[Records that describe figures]
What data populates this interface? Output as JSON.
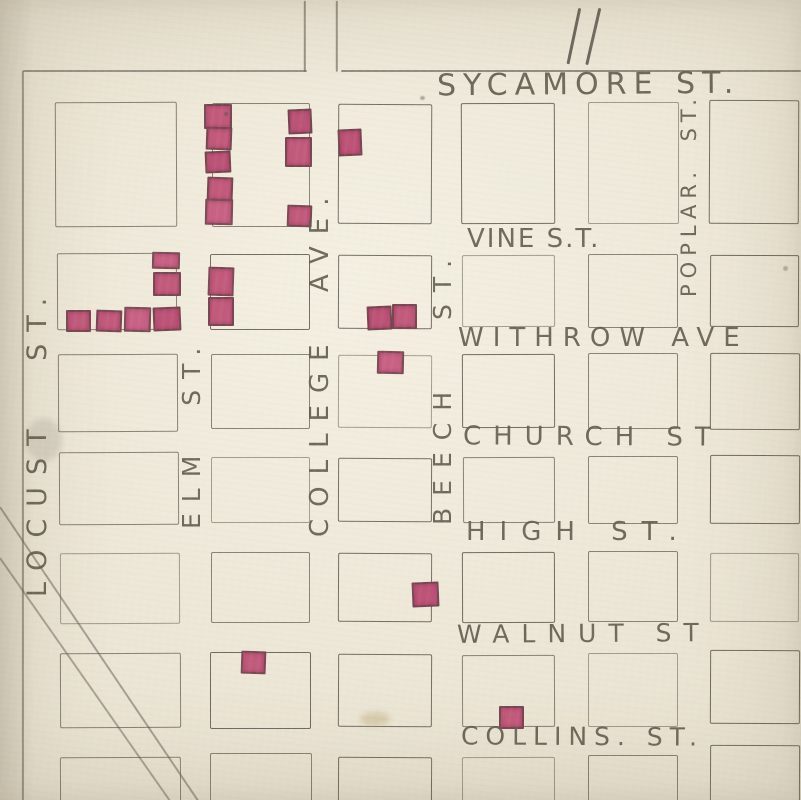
{
  "map": {
    "kind": "hand-drawn plat map page",
    "page_number": "11",
    "colors": {
      "paper": "#e8e2d1",
      "pencil": "#5f5a4e",
      "building_marker": "#c25a7c"
    },
    "streets": {
      "horizontal": [
        {
          "label": "SYCAMORE ST.",
          "x": 437,
          "y": 70,
          "font": 30,
          "ls": 7,
          "rot": -0.5
        },
        {
          "label": "VINE S.T.",
          "x": 467,
          "y": 226,
          "font": 26,
          "ls": 2,
          "rot": 0
        },
        {
          "label": "WITHROW AVE",
          "x": 458,
          "y": 325,
          "font": 26,
          "ls": 9,
          "rot": 0
        },
        {
          "label": "CHURCH ST",
          "x": 463,
          "y": 424,
          "font": 26,
          "ls": 12,
          "rot": 0.3
        },
        {
          "label": "HIGH ST.",
          "x": 466,
          "y": 519,
          "font": 26,
          "ls": 14,
          "rot": 0
        },
        {
          "label": "WALNUT ST",
          "x": 457,
          "y": 621,
          "font": 25,
          "ls": 12,
          "rot": -0.4
        },
        {
          "label": "COLLINS. ST.",
          "x": 461,
          "y": 724,
          "font": 25,
          "ls": 7,
          "rot": 0.3
        }
      ],
      "vertical": [
        {
          "label": "LOCUST ST.",
          "x": 24,
          "y": 597,
          "font": 27,
          "ls": 12,
          "ws": 36
        },
        {
          "label": "ELM ST.",
          "x": 179,
          "y": 529,
          "font": 25,
          "ls": 11,
          "ws": 20
        },
        {
          "label": "COLLEGE AVE.",
          "x": 307,
          "y": 537,
          "font": 26,
          "ls": 12,
          "ws": 20
        },
        {
          "label": "BEECH ST.",
          "x": 430,
          "y": 525,
          "font": 25,
          "ls": 12,
          "ws": 40
        },
        {
          "label": "POPLAR. ST.",
          "x": 679,
          "y": 297,
          "font": 21,
          "ls": 6,
          "ws": 12
        }
      ]
    },
    "blocks": [
      [
        55,
        102,
        120,
        123
      ],
      [
        212,
        103,
        96,
        122
      ],
      [
        338,
        104,
        92,
        118
      ],
      [
        461,
        103,
        92,
        119
      ],
      [
        588,
        102,
        89,
        120
      ],
      [
        709,
        100,
        88,
        122
      ],
      [
        57,
        253,
        118,
        75
      ],
      [
        210,
        254,
        98,
        74
      ],
      [
        338,
        255,
        92,
        72
      ],
      [
        462,
        255,
        91,
        70
      ],
      [
        588,
        254,
        88,
        72
      ],
      [
        710,
        255,
        87,
        70
      ],
      [
        58,
        354,
        118,
        76
      ],
      [
        211,
        354,
        97,
        73
      ],
      [
        338,
        355,
        92,
        71
      ],
      [
        462,
        354,
        91,
        72
      ],
      [
        588,
        353,
        88,
        74
      ],
      [
        710,
        353,
        88,
        75
      ],
      [
        59,
        452,
        118,
        71
      ],
      [
        211,
        457,
        97,
        64
      ],
      [
        338,
        458,
        92,
        62
      ],
      [
        463,
        457,
        90,
        64
      ],
      [
        588,
        456,
        88,
        66
      ],
      [
        710,
        455,
        88,
        67
      ],
      [
        60,
        553,
        118,
        69
      ],
      [
        211,
        552,
        97,
        69
      ],
      [
        338,
        553,
        92,
        67
      ],
      [
        462,
        552,
        91,
        69
      ],
      [
        588,
        551,
        88,
        69
      ],
      [
        710,
        553,
        87,
        67
      ],
      [
        60,
        653,
        119,
        73
      ],
      [
        210,
        652,
        99,
        75
      ],
      [
        338,
        654,
        92,
        71
      ],
      [
        462,
        655,
        91,
        70
      ],
      [
        588,
        653,
        88,
        72
      ],
      [
        710,
        650,
        88,
        72
      ],
      [
        60,
        757,
        119,
        55
      ],
      [
        210,
        753,
        100,
        57
      ],
      [
        338,
        757,
        92,
        55
      ],
      [
        462,
        757,
        91,
        55
      ],
      [
        588,
        755,
        88,
        55
      ],
      [
        710,
        745,
        88,
        65
      ]
    ],
    "buildings": [
      [
        204,
        104,
        24,
        21
      ],
      [
        206,
        127,
        22,
        19
      ],
      [
        205,
        151,
        22,
        18
      ],
      [
        207,
        177,
        22,
        20
      ],
      [
        205,
        199,
        24,
        22
      ],
      [
        288,
        109,
        20,
        21
      ],
      [
        285,
        137,
        23,
        26
      ],
      [
        287,
        205,
        21,
        18
      ],
      [
        338,
        129,
        20,
        23
      ],
      [
        152,
        252,
        24,
        13
      ],
      [
        153,
        272,
        24,
        20
      ],
      [
        153,
        307,
        24,
        20
      ],
      [
        66,
        310,
        21,
        18
      ],
      [
        96,
        310,
        22,
        18
      ],
      [
        124,
        307,
        23,
        21
      ],
      [
        208,
        267,
        22,
        25
      ],
      [
        208,
        297,
        22,
        25
      ],
      [
        367,
        306,
        21,
        20
      ],
      [
        392,
        304,
        21,
        21
      ],
      [
        377,
        351,
        23,
        19
      ],
      [
        412,
        582,
        23,
        21
      ],
      [
        241,
        651,
        21,
        19
      ],
      [
        499,
        706,
        21,
        19
      ]
    ],
    "lines": [
      {
        "name": "sycamore-north-line-west",
        "x": 23,
        "y": 70,
        "len": 284,
        "angle": 0,
        "t": 2.0,
        "o": 0.72
      },
      {
        "name": "sycamore-north-line-east",
        "x": 341,
        "y": 70,
        "len": 460,
        "angle": 0,
        "t": 2.0,
        "o": 0.78
      },
      {
        "name": "map-left-border-line",
        "x": 23,
        "y": 70,
        "len": 732,
        "angle": 90,
        "t": 1.8,
        "o": 0.68
      },
      {
        "name": "college-ave-extension-west",
        "x": 305,
        "y": 0,
        "len": 71,
        "angle": 90,
        "t": 1.6,
        "o": 0.72
      },
      {
        "name": "college-ave-extension-east",
        "x": 337,
        "y": 0,
        "len": 71,
        "angle": 90,
        "t": 1.6,
        "o": 0.72
      },
      {
        "name": "railroad-line-1",
        "x": 0,
        "y": 506,
        "len": 358,
        "angle": 56,
        "t": 1.7,
        "o": 0.62
      },
      {
        "name": "railroad-line-2",
        "x": 0,
        "y": 557,
        "len": 300,
        "angle": 55,
        "t": 1.7,
        "o": 0.58
      },
      {
        "name": "page-number-stroke-1",
        "x": 580,
        "y": 7,
        "len": 57,
        "angle": 102,
        "t": 2.6,
        "o": 0.8
      },
      {
        "name": "page-number-stroke-2",
        "x": 600,
        "y": 7,
        "len": 58,
        "angle": 103,
        "t": 2.6,
        "o": 0.8
      }
    ],
    "smudges": [
      {
        "x": 26,
        "y": 418,
        "w": 36,
        "h": 44,
        "c": "#8a8578",
        "o": 0.22
      },
      {
        "x": 360,
        "y": 712,
        "w": 30,
        "h": 14,
        "c": "#c0ad7e",
        "o": 0.45
      },
      {
        "x": 224,
        "y": 112,
        "w": 4,
        "h": 4,
        "c": "#55504a",
        "o": 0.5
      },
      {
        "x": 783,
        "y": 266,
        "w": 5,
        "h": 5,
        "c": "#6a645a",
        "o": 0.4
      },
      {
        "x": 420,
        "y": 96,
        "w": 5,
        "h": 4,
        "c": "#5f5a50",
        "o": 0.45
      }
    ]
  }
}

DIRECTION: Tell how many lines of the records above hold the string "stroke". Give no other text.

SOLUTION: 2